**PROBLEM STATEMENT:** Extract every line of the entries below verbatim, leaving the pictures out of your answer.

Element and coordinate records
──────────

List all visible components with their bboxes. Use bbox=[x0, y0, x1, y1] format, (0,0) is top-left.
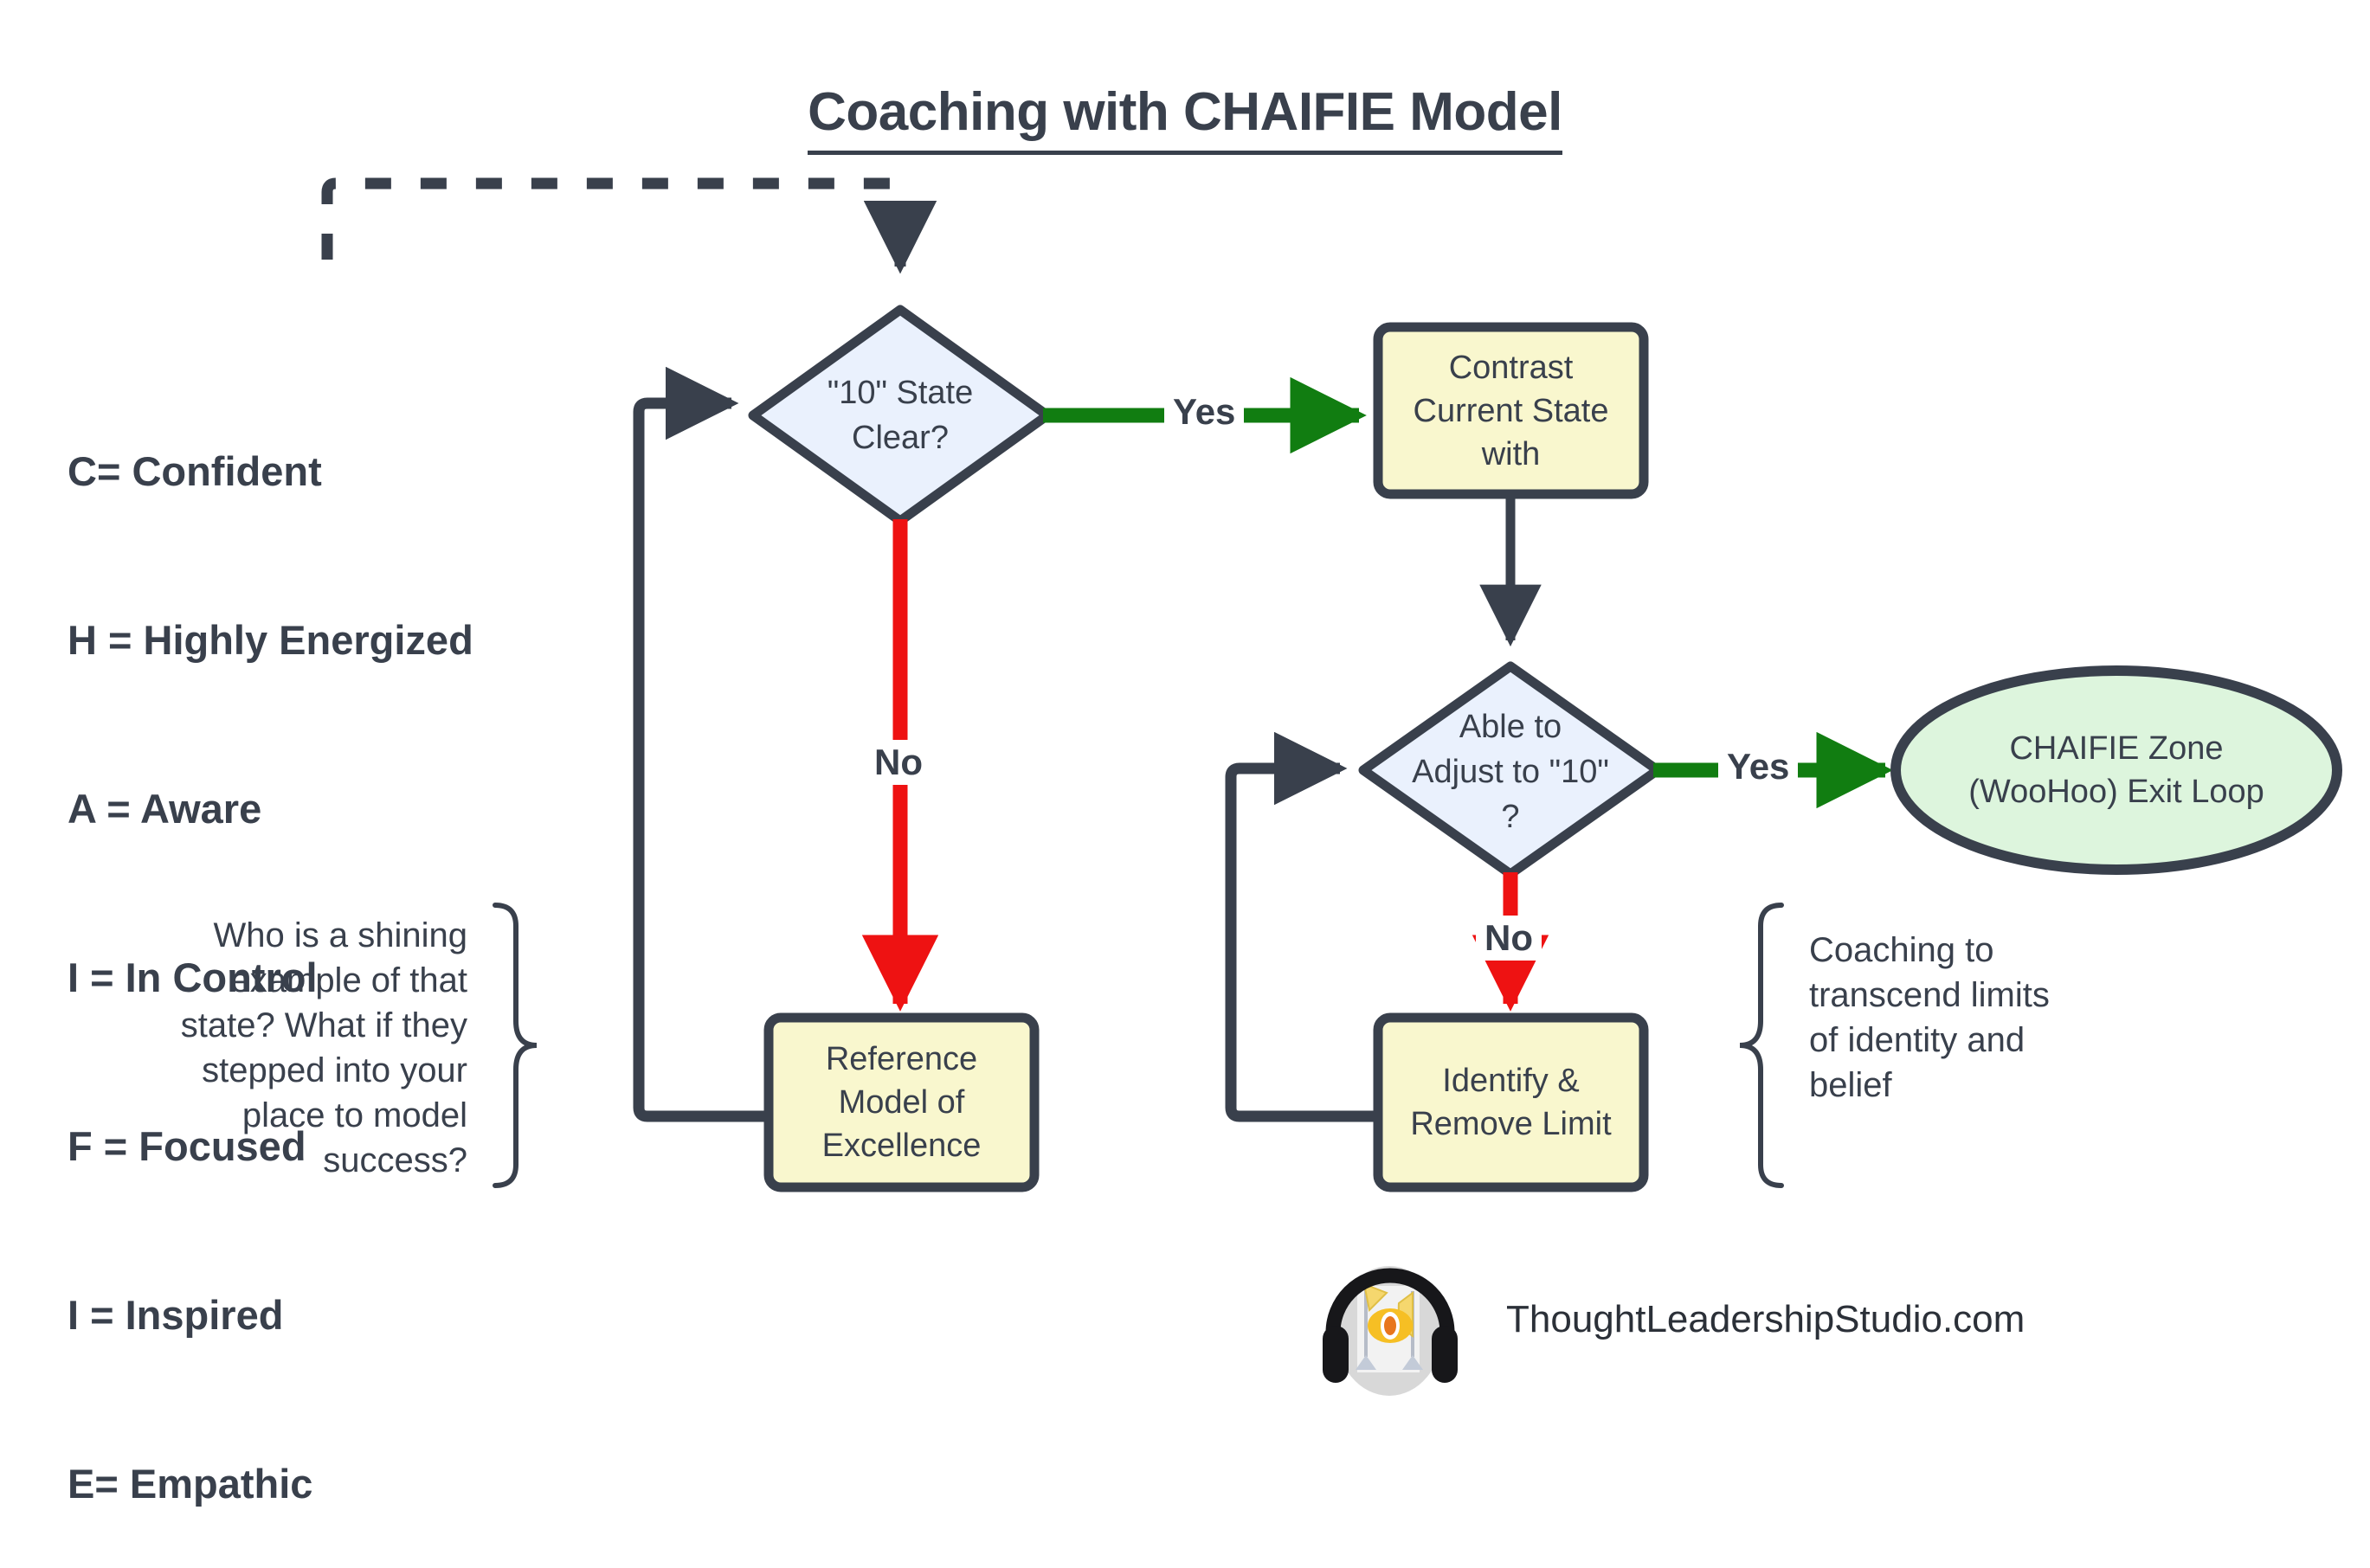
process-contrast-shape bbox=[1373, 322, 1649, 499]
left-annotation-brace bbox=[493, 903, 538, 1188]
entry-dashed-connector bbox=[321, 177, 937, 274]
edge-label-no-1: No bbox=[866, 740, 931, 785]
right-annotation-text: Coaching to transcend limits of identity… bbox=[1809, 931, 2050, 1104]
edge-label-yes-2: Yes bbox=[1718, 744, 1799, 789]
legend-item-c: C= Confident bbox=[68, 448, 322, 494]
decision-state-clear-shape bbox=[748, 305, 1053, 526]
edge-loop-identify-to-decision bbox=[1225, 731, 1378, 1122]
legend-item-e: E= Empathic bbox=[68, 1461, 313, 1507]
process-identify-remove-shape bbox=[1373, 1012, 1649, 1192]
footer-website-label: ThoughtLeadershipStudio.com bbox=[1506, 1298, 2025, 1340]
left-annotation-text: Who is a shining example of that state? … bbox=[180, 916, 467, 1179]
legend-item-a: A = Aware bbox=[68, 786, 262, 832]
edge-label-no-2: No bbox=[1476, 916, 1542, 961]
legend-item-i-inspired: I = Inspired bbox=[68, 1292, 284, 1338]
right-annotation-brace bbox=[1739, 903, 1784, 1188]
page-title: Coaching with CHAIFIE Model bbox=[0, 81, 2370, 155]
edge-label-yes-1: Yes bbox=[1164, 389, 1245, 434]
process-reference-model-shape bbox=[763, 1012, 1040, 1192]
decision-adjust-shape bbox=[1358, 661, 1663, 879]
edge-loop-reference-to-decision bbox=[633, 366, 769, 1122]
thought-leadership-studio-logo-icon bbox=[1323, 1266, 1458, 1396]
legend-item-h: H = Highly Energized bbox=[68, 617, 473, 663]
terminal-chaifie-zone-shape bbox=[1890, 665, 2342, 875]
page-title-text: Coaching with CHAIFIE Model bbox=[808, 82, 1562, 155]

──────────

**EXERCISE RESPONSE:**
List all visible components with their bboxes. Use bbox=[x0, y0, x1, y1] format, (0,0) is top-left.
process-contrast-shape bbox=[1373, 322, 1649, 499]
left-annotation-brace bbox=[493, 903, 538, 1188]
entry-dashed-connector bbox=[321, 177, 937, 274]
edge-label-no-1: No bbox=[866, 740, 931, 785]
right-annotation-text: Coaching to transcend limits of identity… bbox=[1809, 931, 2050, 1104]
edge-label-yes-2: Yes bbox=[1718, 744, 1799, 789]
legend-item-c: C= Confident bbox=[68, 448, 322, 494]
decision-state-clear-shape bbox=[748, 305, 1053, 526]
edge-loop-identify-to-decision bbox=[1225, 731, 1378, 1122]
legend-item-e: E= Empathic bbox=[68, 1461, 313, 1507]
process-identify-remove-shape bbox=[1373, 1012, 1649, 1192]
footer-website-label: ThoughtLeadershipStudio.com bbox=[1506, 1298, 2025, 1340]
left-annotation-text: Who is a shining example of that state? … bbox=[180, 916, 467, 1179]
legend-item-a: A = Aware bbox=[68, 786, 262, 832]
edge-label-no-2: No bbox=[1476, 916, 1542, 961]
legend-item-i-inspired: I = Inspired bbox=[68, 1292, 284, 1338]
right-annotation-brace bbox=[1739, 903, 1784, 1188]
page-title: Coaching with CHAIFIE Model bbox=[0, 81, 2370, 155]
edge-label-yes-1: Yes bbox=[1164, 389, 1245, 434]
process-reference-model-shape bbox=[763, 1012, 1040, 1192]
decision-adjust-shape bbox=[1358, 661, 1663, 879]
edge-loop-reference-to-decision bbox=[633, 366, 769, 1122]
thought-leadership-studio-logo-icon bbox=[1323, 1266, 1458, 1396]
legend-item-h: H = Highly Energized bbox=[68, 617, 473, 663]
terminal-chaifie-zone-shape bbox=[1890, 665, 2342, 875]
page-title-text: Coaching with CHAIFIE Model bbox=[808, 82, 1562, 155]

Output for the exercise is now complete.